### [YOUR INSTRUCTIONS]
Report all lines holding "Papertrans".
━━ RECORDS TO USE ━━
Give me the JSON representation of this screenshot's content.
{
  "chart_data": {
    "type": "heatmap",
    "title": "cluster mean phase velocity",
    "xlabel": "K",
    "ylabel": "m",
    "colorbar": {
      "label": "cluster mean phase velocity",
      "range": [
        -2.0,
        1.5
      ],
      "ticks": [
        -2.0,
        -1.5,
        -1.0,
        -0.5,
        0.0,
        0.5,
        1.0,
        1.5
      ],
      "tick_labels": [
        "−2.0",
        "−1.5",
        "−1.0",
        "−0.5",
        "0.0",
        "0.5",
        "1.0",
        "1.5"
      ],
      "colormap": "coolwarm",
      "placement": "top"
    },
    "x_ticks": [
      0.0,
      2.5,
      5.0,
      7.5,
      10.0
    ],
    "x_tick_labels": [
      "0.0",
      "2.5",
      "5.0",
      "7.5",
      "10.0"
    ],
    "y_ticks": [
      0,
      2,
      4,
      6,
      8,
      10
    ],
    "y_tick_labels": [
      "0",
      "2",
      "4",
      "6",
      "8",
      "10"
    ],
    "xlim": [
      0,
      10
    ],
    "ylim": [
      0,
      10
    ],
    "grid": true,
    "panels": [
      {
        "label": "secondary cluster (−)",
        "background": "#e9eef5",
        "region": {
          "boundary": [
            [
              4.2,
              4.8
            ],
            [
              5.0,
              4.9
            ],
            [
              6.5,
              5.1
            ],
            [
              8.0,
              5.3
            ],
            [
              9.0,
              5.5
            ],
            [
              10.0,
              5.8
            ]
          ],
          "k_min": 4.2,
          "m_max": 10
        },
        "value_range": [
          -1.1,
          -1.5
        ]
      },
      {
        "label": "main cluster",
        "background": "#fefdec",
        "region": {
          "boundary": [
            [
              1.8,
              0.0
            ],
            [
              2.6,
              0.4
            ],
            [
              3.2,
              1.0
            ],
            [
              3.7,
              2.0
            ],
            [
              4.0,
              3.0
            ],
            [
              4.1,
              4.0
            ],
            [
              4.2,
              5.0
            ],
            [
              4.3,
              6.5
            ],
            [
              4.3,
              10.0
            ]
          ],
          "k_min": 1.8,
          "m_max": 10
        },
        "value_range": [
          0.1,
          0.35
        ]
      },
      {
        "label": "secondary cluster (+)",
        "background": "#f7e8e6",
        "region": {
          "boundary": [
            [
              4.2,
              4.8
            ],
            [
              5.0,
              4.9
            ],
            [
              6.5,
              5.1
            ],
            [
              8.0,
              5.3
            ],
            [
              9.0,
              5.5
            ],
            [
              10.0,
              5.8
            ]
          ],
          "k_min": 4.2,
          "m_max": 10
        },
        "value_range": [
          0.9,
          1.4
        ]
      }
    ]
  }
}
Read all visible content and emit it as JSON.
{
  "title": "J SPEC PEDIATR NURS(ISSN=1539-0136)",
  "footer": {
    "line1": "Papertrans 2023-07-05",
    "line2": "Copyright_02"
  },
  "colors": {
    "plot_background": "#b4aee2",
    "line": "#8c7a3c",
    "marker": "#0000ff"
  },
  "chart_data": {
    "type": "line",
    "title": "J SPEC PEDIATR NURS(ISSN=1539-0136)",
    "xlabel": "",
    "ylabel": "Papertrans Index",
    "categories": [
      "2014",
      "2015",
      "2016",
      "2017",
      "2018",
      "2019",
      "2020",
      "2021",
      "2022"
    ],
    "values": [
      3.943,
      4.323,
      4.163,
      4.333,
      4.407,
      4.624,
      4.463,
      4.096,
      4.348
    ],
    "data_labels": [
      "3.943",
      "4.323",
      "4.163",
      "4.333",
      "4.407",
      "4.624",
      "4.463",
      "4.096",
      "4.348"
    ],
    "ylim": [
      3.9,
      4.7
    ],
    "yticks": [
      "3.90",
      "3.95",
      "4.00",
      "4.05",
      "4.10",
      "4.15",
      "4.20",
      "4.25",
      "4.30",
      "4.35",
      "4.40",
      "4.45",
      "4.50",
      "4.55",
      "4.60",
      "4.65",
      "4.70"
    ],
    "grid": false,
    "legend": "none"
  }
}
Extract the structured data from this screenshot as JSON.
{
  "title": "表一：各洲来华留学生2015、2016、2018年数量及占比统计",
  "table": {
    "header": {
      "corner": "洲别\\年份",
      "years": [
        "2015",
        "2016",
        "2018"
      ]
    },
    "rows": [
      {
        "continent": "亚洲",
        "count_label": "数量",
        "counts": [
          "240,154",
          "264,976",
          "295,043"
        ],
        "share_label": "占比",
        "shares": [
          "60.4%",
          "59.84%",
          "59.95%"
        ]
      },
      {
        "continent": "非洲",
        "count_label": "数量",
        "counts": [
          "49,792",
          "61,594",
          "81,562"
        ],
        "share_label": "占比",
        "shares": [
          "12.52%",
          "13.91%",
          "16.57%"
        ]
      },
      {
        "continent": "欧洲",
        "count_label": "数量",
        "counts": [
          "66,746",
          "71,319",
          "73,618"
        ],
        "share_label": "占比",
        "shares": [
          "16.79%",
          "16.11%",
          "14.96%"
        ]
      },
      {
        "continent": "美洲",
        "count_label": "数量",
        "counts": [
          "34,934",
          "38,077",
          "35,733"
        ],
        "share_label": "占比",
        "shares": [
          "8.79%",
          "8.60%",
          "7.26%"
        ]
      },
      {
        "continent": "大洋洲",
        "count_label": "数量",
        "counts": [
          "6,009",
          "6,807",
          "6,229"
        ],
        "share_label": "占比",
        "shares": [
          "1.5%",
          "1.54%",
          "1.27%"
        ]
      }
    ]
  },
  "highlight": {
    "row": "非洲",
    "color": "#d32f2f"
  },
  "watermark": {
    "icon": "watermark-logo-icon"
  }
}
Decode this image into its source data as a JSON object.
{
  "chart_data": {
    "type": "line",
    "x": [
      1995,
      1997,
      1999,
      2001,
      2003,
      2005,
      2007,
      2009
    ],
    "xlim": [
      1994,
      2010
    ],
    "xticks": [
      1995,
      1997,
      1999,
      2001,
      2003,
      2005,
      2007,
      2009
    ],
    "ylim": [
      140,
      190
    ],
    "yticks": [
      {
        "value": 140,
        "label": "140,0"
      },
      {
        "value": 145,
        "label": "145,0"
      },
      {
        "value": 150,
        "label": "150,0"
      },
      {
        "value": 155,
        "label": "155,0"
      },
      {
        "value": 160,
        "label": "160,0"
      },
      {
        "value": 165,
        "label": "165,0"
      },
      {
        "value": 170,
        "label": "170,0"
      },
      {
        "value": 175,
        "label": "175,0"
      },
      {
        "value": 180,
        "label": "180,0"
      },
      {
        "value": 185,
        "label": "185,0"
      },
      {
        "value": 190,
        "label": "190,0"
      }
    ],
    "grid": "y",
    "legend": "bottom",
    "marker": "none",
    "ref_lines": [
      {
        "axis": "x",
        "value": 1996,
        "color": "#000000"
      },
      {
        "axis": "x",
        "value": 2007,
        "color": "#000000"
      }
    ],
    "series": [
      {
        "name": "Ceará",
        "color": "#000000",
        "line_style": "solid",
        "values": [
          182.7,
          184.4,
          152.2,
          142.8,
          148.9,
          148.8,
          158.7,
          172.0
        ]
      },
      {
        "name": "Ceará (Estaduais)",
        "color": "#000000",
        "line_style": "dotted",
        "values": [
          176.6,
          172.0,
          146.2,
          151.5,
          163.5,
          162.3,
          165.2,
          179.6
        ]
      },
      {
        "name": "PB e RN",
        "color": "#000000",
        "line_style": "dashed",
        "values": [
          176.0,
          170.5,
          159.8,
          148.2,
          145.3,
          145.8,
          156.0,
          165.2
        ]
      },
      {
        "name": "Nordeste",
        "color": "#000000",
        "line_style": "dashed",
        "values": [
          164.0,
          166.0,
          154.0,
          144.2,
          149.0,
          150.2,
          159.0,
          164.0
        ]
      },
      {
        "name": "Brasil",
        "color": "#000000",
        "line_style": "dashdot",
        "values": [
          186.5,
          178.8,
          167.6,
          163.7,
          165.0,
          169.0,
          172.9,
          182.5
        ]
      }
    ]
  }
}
━━━
### [REPLY TO THE TASK]
    "line1": "Papertrans 2023-07-05",
    "ylabel": "Papertrans Index",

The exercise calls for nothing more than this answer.